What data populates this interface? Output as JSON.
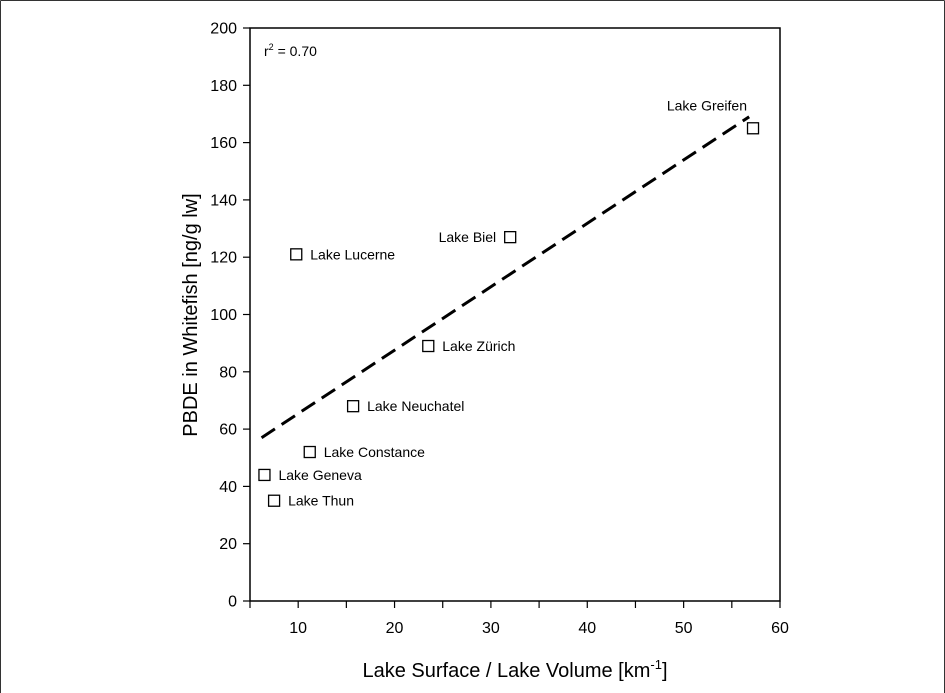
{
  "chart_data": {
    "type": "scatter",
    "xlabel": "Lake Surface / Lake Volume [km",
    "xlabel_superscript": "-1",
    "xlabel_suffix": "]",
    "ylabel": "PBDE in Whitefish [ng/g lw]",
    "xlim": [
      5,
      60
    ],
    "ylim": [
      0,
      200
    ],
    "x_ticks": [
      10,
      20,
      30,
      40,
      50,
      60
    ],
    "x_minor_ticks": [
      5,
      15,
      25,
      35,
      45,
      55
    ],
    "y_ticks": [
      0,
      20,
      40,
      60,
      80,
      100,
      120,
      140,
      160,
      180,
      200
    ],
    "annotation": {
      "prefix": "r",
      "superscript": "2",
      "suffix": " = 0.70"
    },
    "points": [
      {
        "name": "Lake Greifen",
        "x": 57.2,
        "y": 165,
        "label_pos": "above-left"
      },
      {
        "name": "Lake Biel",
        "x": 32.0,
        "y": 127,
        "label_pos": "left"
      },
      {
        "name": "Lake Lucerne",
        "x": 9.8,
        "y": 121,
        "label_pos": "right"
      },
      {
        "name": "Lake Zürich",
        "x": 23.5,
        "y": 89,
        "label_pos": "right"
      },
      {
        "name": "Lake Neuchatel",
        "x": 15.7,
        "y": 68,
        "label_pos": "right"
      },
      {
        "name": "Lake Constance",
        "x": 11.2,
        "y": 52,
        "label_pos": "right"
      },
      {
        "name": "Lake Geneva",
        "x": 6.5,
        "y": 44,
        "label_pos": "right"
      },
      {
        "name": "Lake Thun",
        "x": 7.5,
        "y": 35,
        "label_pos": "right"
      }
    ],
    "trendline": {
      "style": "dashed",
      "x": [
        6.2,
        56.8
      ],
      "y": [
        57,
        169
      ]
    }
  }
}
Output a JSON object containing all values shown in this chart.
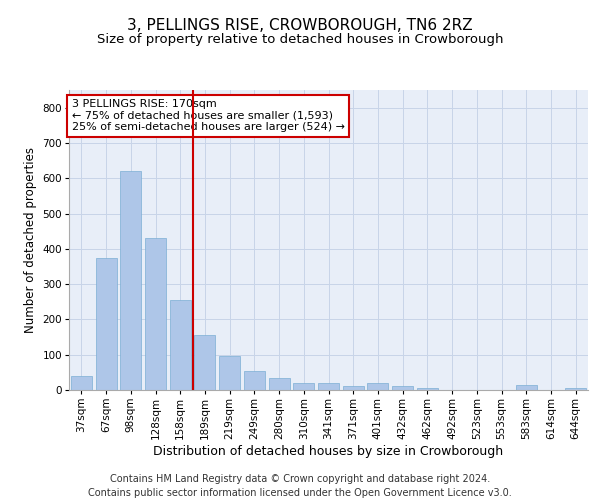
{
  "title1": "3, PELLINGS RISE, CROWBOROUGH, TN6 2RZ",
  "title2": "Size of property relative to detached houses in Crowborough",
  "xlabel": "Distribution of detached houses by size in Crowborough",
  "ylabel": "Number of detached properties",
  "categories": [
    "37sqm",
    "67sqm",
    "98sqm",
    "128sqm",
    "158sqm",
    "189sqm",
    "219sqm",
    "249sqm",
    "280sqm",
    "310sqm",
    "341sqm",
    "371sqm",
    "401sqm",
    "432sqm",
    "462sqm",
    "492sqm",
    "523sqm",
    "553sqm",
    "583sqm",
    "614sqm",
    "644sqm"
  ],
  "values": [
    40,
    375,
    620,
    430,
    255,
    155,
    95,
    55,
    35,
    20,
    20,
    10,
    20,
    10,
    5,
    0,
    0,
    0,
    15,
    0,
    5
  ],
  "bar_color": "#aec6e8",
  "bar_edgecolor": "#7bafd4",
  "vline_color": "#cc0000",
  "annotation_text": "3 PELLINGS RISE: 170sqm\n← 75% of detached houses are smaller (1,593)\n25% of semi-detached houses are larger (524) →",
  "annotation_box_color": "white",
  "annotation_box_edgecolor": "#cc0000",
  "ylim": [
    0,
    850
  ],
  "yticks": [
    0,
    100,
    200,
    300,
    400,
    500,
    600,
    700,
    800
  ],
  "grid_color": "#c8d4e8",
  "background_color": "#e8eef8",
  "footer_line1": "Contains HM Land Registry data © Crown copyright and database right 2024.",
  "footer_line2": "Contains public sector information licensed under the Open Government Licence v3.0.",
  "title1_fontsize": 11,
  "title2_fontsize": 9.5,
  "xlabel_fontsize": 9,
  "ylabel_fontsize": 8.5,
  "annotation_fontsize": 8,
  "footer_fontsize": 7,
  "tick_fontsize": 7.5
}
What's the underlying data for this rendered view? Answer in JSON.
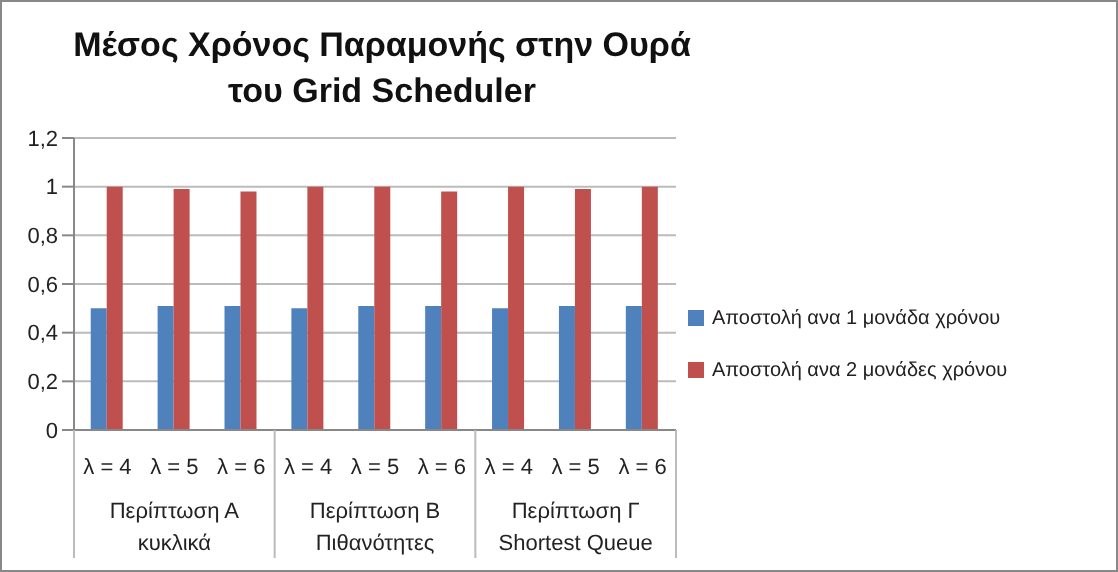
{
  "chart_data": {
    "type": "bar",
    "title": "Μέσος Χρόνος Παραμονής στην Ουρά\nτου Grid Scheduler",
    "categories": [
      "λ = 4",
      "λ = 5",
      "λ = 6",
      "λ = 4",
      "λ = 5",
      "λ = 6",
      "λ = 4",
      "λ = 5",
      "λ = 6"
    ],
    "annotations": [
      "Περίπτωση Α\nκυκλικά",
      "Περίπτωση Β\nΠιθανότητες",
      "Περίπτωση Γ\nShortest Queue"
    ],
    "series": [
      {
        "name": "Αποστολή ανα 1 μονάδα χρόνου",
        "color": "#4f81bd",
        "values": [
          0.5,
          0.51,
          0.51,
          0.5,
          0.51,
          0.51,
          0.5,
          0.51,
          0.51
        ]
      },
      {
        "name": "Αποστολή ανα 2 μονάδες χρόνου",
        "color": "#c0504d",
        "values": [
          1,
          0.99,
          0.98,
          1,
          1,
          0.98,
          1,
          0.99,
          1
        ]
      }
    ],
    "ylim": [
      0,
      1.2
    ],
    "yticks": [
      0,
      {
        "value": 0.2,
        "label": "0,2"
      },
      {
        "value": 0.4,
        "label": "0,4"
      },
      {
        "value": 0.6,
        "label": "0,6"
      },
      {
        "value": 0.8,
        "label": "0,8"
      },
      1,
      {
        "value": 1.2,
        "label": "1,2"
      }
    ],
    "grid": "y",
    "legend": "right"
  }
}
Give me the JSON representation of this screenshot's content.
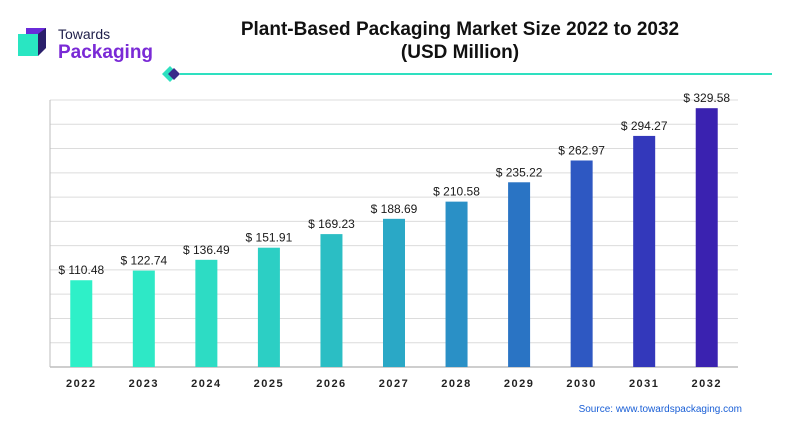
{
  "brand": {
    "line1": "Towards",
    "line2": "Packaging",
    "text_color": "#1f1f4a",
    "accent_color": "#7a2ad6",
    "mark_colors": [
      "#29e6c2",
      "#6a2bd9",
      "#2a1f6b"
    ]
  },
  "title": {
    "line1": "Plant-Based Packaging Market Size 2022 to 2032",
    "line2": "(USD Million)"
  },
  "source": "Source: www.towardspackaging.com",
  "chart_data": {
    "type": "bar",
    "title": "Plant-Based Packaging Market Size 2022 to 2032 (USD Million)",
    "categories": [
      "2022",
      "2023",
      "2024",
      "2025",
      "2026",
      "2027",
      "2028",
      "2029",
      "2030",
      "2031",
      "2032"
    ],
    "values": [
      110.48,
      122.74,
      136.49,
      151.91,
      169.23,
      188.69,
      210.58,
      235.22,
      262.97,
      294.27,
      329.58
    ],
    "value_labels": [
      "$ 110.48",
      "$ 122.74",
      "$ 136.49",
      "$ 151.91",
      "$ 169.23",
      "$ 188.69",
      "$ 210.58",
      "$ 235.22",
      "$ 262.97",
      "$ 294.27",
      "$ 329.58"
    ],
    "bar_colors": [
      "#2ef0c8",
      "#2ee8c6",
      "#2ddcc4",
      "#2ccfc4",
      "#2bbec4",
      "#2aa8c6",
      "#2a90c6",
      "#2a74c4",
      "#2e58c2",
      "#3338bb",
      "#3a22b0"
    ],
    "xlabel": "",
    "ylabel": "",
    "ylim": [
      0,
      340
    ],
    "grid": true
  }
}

________________________

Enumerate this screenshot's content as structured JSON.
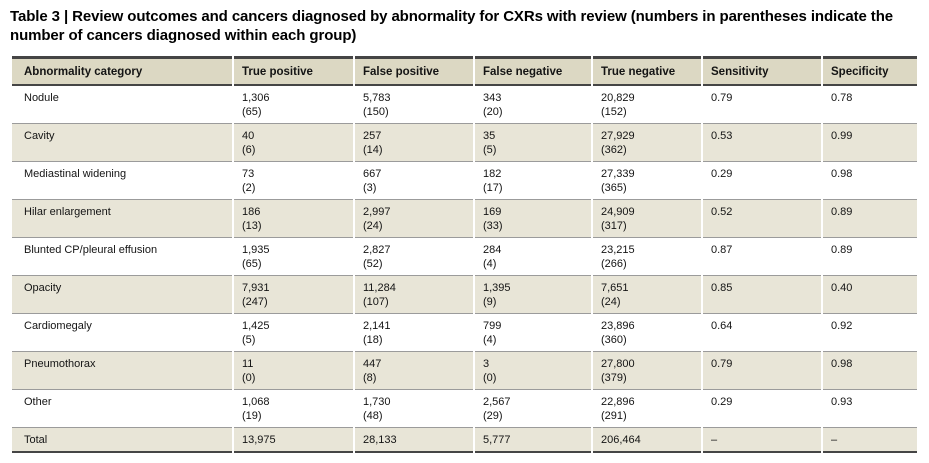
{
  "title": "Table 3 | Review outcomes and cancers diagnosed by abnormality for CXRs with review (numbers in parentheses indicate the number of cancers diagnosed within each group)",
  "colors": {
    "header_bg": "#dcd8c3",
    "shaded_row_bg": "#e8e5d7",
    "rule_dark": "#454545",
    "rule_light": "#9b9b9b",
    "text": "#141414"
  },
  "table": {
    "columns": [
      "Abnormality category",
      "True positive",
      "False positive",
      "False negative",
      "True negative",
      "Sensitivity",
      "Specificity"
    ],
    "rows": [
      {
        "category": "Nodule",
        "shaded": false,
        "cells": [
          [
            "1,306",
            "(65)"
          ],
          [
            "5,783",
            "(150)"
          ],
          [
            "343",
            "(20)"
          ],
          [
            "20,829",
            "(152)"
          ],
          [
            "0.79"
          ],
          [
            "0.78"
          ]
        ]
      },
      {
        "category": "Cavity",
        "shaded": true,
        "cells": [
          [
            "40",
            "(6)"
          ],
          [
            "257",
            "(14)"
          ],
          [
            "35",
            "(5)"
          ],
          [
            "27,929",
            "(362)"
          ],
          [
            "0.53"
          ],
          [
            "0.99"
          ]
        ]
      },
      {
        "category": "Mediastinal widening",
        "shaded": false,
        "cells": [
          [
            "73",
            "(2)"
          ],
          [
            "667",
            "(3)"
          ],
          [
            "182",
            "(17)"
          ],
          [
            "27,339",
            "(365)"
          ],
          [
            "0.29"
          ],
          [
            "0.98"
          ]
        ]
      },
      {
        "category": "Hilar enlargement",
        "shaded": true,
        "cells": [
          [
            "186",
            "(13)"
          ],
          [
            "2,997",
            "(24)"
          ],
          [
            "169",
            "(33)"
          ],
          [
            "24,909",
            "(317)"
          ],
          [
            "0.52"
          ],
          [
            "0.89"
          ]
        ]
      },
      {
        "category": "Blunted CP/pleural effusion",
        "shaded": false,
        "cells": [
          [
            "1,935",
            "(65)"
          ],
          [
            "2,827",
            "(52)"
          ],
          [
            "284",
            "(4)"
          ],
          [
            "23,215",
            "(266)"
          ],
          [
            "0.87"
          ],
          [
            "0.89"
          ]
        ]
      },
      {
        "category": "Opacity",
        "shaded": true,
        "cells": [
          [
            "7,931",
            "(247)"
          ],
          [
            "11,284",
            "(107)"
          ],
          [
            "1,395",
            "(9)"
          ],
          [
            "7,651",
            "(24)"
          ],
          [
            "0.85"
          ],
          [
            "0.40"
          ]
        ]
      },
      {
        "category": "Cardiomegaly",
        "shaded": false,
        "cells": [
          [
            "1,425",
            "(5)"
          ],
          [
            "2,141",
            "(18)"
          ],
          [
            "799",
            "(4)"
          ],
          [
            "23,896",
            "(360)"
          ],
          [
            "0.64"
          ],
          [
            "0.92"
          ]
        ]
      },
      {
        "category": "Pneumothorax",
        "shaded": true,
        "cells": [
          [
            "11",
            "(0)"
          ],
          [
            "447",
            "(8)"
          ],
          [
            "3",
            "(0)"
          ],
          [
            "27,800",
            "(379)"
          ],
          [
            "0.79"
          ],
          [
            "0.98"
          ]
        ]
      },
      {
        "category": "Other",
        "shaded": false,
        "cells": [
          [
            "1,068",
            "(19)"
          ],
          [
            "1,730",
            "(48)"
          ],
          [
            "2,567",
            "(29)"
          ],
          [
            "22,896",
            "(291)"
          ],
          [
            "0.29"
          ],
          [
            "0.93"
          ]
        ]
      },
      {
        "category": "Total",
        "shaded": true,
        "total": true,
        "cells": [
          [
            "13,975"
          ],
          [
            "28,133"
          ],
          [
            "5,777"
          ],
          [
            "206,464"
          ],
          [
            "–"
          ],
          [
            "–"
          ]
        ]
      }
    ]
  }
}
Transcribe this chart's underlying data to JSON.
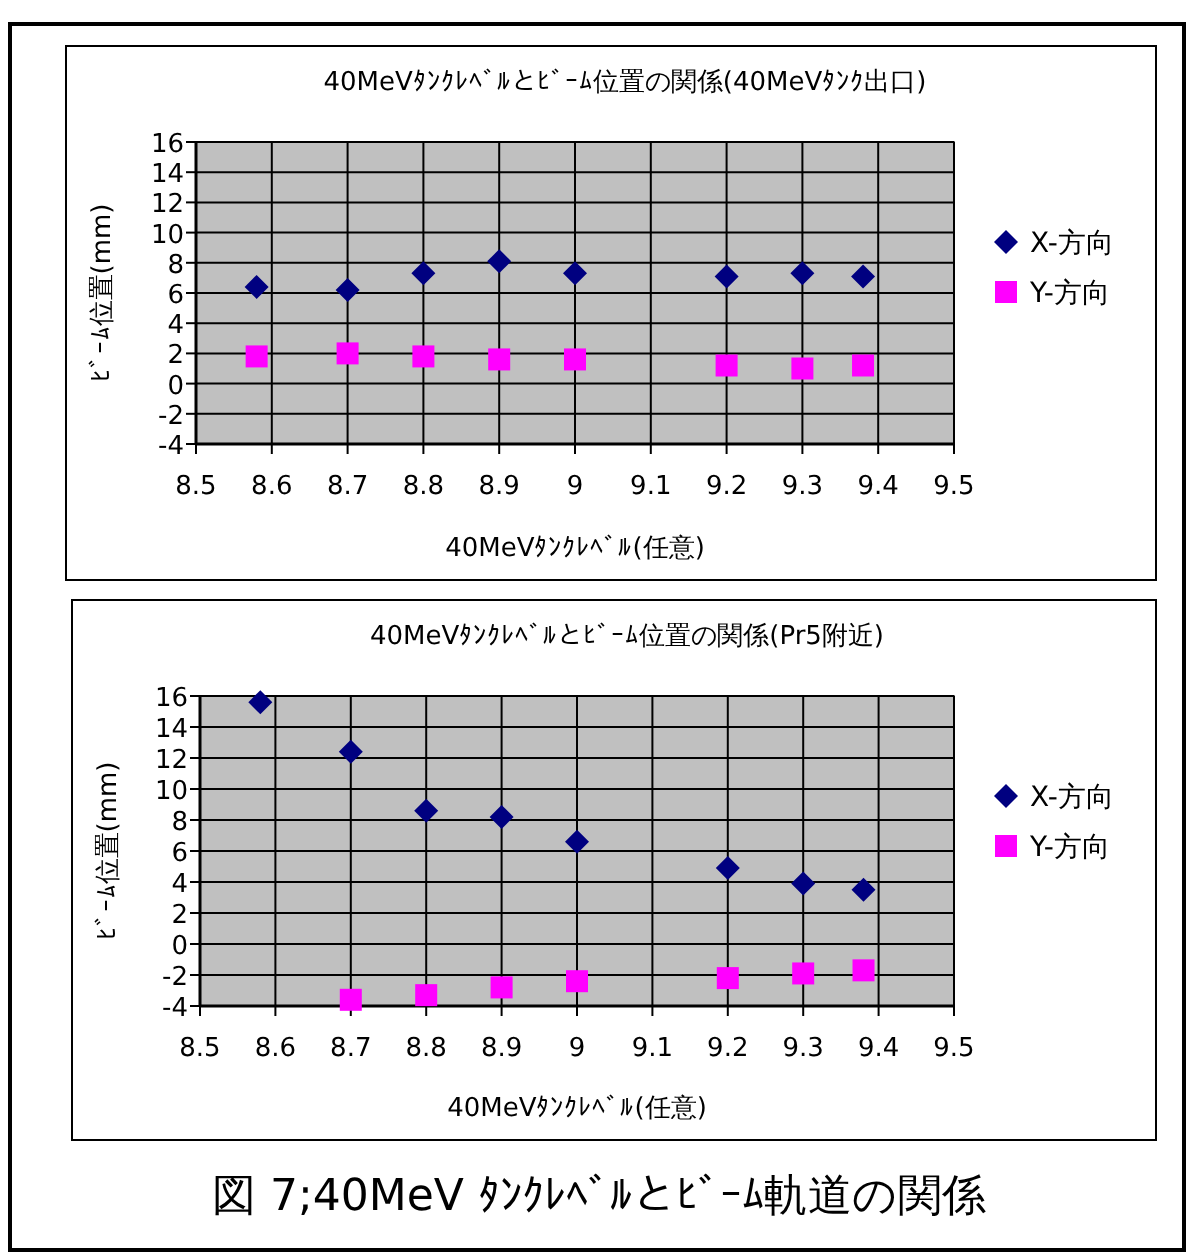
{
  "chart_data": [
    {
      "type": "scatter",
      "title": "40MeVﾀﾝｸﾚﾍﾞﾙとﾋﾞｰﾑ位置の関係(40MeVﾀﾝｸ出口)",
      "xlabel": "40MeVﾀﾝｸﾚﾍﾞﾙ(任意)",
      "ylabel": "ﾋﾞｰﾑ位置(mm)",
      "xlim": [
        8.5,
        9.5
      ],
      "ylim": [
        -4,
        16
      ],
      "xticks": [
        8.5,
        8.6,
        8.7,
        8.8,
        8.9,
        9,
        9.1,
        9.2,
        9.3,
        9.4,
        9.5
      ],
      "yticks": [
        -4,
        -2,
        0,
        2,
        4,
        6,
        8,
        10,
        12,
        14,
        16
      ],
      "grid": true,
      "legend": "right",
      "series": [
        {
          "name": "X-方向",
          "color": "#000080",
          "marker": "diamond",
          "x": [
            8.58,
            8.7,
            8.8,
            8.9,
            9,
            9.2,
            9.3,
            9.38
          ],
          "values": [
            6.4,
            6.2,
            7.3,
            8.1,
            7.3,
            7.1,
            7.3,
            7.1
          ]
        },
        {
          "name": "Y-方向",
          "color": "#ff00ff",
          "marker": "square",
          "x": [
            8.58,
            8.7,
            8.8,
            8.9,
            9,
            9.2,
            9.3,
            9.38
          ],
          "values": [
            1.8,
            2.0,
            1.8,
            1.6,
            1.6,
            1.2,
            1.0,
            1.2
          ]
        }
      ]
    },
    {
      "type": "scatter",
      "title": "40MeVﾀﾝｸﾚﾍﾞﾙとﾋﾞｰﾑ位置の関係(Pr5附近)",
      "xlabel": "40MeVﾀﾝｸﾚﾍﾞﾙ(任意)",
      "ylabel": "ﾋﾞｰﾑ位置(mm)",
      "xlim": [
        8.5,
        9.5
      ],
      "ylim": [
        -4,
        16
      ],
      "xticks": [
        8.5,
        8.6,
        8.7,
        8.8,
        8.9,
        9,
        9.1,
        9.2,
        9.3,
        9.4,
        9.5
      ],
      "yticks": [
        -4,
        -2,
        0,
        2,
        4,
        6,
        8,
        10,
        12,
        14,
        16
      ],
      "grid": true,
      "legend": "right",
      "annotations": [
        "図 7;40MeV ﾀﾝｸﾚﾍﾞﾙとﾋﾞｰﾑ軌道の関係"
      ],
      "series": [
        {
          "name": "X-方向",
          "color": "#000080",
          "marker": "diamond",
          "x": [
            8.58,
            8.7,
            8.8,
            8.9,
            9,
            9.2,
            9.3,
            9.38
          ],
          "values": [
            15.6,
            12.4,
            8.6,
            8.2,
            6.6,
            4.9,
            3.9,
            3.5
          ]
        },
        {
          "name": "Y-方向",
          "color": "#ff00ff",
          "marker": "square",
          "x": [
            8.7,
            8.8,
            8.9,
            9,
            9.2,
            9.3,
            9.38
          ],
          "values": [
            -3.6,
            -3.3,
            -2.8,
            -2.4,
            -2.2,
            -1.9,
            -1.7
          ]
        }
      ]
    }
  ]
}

________________________

* Written exercise *
Show each line holding the word "this".

* Finished task *
What data populates this interface? Output as JSON.
Output a JSON object containing all values shown in this chart.
What's the underlying data for this rendered view? Answer in JSON.
Give me the JSON representation of this screenshot's content.
Enumerate this screenshot's content as structured JSON.
Transcribe this chart's underlying data to JSON.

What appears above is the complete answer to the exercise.